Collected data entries
########

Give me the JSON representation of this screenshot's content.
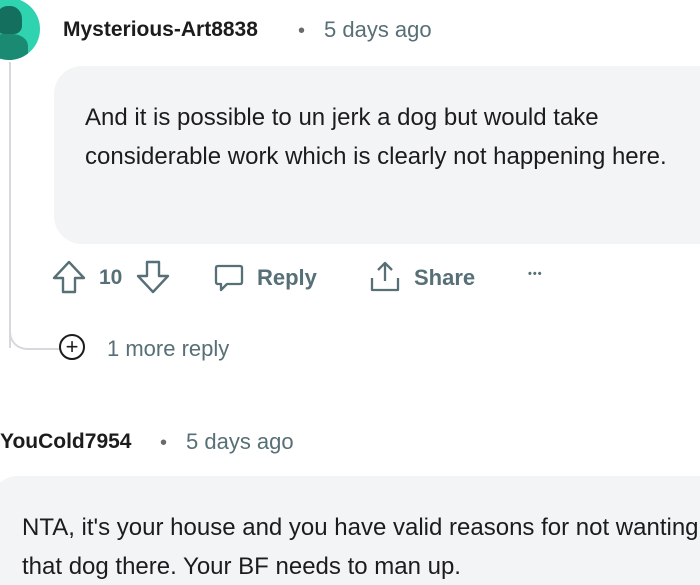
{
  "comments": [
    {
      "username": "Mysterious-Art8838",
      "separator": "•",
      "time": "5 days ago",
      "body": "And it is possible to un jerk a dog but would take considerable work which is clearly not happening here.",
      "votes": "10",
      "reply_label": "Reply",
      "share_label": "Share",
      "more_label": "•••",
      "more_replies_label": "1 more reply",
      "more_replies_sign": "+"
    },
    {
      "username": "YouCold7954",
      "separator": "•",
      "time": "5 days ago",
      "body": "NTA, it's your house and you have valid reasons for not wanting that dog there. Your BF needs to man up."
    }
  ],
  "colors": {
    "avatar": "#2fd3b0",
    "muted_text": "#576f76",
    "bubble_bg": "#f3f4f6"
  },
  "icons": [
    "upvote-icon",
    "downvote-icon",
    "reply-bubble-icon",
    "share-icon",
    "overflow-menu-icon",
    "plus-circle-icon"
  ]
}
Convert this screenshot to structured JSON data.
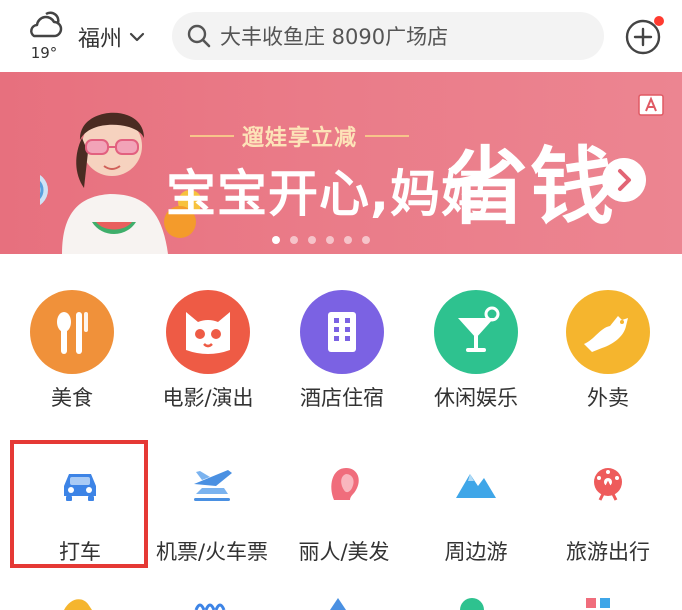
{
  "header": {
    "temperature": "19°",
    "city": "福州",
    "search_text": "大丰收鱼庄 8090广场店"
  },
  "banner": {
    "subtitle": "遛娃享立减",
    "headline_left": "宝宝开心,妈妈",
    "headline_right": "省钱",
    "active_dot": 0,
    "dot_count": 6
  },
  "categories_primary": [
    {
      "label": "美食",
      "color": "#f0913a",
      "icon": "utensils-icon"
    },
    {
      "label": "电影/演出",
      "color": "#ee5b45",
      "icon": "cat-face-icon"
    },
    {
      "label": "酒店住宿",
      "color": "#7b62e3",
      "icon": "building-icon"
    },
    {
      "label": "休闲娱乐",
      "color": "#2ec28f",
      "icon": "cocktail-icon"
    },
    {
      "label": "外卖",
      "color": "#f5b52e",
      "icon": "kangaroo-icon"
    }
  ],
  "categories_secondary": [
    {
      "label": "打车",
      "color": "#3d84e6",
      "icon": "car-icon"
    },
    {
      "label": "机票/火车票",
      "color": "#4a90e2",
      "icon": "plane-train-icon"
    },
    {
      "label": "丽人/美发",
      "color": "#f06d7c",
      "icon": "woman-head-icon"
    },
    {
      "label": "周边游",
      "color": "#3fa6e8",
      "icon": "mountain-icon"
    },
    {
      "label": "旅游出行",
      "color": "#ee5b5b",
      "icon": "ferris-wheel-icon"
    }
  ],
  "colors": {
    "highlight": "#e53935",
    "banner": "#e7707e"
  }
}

########

▸ **Exercise**: From the listing, extract all text exactly as given and drop any picture.

▸ **Worked solution**:
Give me the JSON representation of this screenshot's content.
{
  "comments": [
    {
      "username": "Mysterious-Art8838",
      "separator": "•",
      "time": "5 days ago",
      "body": "And it is possible to un jerk a dog but would take considerable work which is clearly not happening here.",
      "votes": "10",
      "reply_label": "Reply",
      "share_label": "Share",
      "more_label": "•••",
      "more_replies_label": "1 more reply",
      "more_replies_sign": "+"
    },
    {
      "username": "YouCold7954",
      "separator": "•",
      "time": "5 days ago",
      "body": "NTA, it's your house and you have valid reasons for not wanting that dog there. Your BF needs to man up."
    }
  ],
  "colors": {
    "avatar": "#2fd3b0",
    "muted_text": "#576f76",
    "bubble_bg": "#f3f4f6"
  },
  "icons": [
    "upvote-icon",
    "downvote-icon",
    "reply-bubble-icon",
    "share-icon",
    "overflow-menu-icon",
    "plus-circle-icon"
  ]
}
Convert this screenshot to structured JSON data.
{
  "header": {
    "temperature": "19°",
    "city": "福州",
    "search_text": "大丰收鱼庄 8090广场店"
  },
  "banner": {
    "subtitle": "遛娃享立减",
    "headline_left": "宝宝开心,妈妈",
    "headline_right": "省钱",
    "active_dot": 0,
    "dot_count": 6
  },
  "categories_primary": [
    {
      "label": "美食",
      "color": "#f0913a",
      "icon": "utensils-icon"
    },
    {
      "label": "电影/演出",
      "color": "#ee5b45",
      "icon": "cat-face-icon"
    },
    {
      "label": "酒店住宿",
      "color": "#7b62e3",
      "icon": "building-icon"
    },
    {
      "label": "休闲娱乐",
      "color": "#2ec28f",
      "icon": "cocktail-icon"
    },
    {
      "label": "外卖",
      "color": "#f5b52e",
      "icon": "kangaroo-icon"
    }
  ],
  "categories_secondary": [
    {
      "label": "打车",
      "color": "#3d84e6",
      "icon": "car-icon"
    },
    {
      "label": "机票/火车票",
      "color": "#4a90e2",
      "icon": "plane-train-icon"
    },
    {
      "label": "丽人/美发",
      "color": "#f06d7c",
      "icon": "woman-head-icon"
    },
    {
      "label": "周边游",
      "color": "#3fa6e8",
      "icon": "mountain-icon"
    },
    {
      "label": "旅游出行",
      "color": "#ee5b5b",
      "icon": "ferris-wheel-icon"
    }
  ],
  "colors": {
    "highlight": "#e53935",
    "banner": "#e7707e"
  }
}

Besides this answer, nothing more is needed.